Output the material below in full, exactly as it is.

********************

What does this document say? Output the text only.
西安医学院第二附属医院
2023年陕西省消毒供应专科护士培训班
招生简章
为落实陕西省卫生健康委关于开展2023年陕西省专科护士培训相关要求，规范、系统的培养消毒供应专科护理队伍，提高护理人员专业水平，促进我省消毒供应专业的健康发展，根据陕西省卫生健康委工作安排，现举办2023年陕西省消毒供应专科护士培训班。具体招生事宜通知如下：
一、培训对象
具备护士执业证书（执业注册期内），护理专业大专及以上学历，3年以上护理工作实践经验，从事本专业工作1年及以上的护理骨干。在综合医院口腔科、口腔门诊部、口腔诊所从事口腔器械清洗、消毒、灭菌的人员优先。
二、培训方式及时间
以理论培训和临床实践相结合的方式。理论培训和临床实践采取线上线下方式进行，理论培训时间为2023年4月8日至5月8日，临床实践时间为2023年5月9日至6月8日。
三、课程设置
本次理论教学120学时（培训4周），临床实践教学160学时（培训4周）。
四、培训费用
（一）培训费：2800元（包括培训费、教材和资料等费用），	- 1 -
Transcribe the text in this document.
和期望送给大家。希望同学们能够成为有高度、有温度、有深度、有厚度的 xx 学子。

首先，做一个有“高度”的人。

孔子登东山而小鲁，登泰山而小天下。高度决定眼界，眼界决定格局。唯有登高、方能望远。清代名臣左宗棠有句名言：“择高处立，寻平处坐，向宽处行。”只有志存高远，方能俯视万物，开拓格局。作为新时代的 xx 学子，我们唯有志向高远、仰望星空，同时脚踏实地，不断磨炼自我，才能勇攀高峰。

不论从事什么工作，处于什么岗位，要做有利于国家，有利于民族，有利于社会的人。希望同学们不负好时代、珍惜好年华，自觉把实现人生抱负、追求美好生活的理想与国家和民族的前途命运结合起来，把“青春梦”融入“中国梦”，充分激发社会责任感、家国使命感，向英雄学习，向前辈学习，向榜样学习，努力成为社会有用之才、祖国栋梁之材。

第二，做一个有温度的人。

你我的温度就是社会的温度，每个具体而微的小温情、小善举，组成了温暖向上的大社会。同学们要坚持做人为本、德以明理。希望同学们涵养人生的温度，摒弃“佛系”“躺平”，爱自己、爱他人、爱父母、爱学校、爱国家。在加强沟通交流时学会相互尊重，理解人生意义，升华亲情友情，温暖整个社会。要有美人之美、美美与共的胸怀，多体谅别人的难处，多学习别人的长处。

********************

▶ _Full response_:
What does this document say? Output the text only.
西安医学院第二附属医院
2023年陕西省消毒供应专科护士培训班
招生简章
为落实陕西省卫生健康委关于开展2023年陕西省专科护士培训相关要求，规范、系统的培养消毒供应专科护理队伍，提高护理人员专业水平，促进我省消毒供应专业的健康发展，根据陕西省卫生健康委工作安排，现举办2023年陕西省消毒供应专科护士培训班。具体招生事宜通知如下：
一、培训对象
具备护士执业证书（执业注册期内），护理专业大专及以上学历，3年以上护理工作实践经验，从事本专业工作1年及以上的护理骨干。在综合医院口腔科、口腔门诊部、口腔诊所从事口腔器械清洗、消毒、灭菌的人员优先。
二、培训方式及时间
以理论培训和临床实践相结合的方式。理论培训和临床实践采取线上线下方式进行，理论培训时间为2023年4月8日至5月8日，临床实践时间为2023年5月9日至6月8日。
三、课程设置
本次理论教学120学时（培训4周），临床实践教学160学时（培训4周）。
四、培训费用
（一）培训费：2800元（包括培训费、教材和资料等费用），	- 1 -
Transcribe the text in this document.
和期望送给大家。希望同学们能够成为有高度、有温度、有深度、有厚度的 xx 学子。

首先，做一个有“高度”的人。

孔子登东山而小鲁，登泰山而小天下。高度决定眼界，眼界决定格局。唯有登高、方能望远。清代名臣左宗棠有句名言：“择高处立，寻平处坐，向宽处行。”只有志存高远，方能俯视万物，开拓格局。作为新时代的 xx 学子，我们唯有志向高远、仰望星空，同时脚踏实地，不断磨炼自我，才能勇攀高峰。

不论从事什么工作，处于什么岗位，要做有利于国家，有利于民族，有利于社会的人。希望同学们不负好时代、珍惜好年华，自觉把实现人生抱负、追求美好生活的理想与国家和民族的前途命运结合起来，把“青春梦”融入“中国梦”，充分激发社会责任感、家国使命感，向英雄学习，向前辈学习，向榜样学习，努力成为社会有用之才、祖国栋梁之材。

第二，做一个有温度的人。

你我的温度就是社会的温度，每个具体而微的小温情、小善举，组成了温暖向上的大社会。同学们要坚持做人为本、德以明理。希望同学们涵养人生的温度，摒弃“佛系”“躺平”，爱自己、爱他人、爱父母、爱学校、爱国家。在加强沟通交流时学会相互尊重，理解人生意义，升华亲情友情，温暖整个社会。要有美人之美、美美与共的胸怀，多体谅别人的难处，多学习别人的长处。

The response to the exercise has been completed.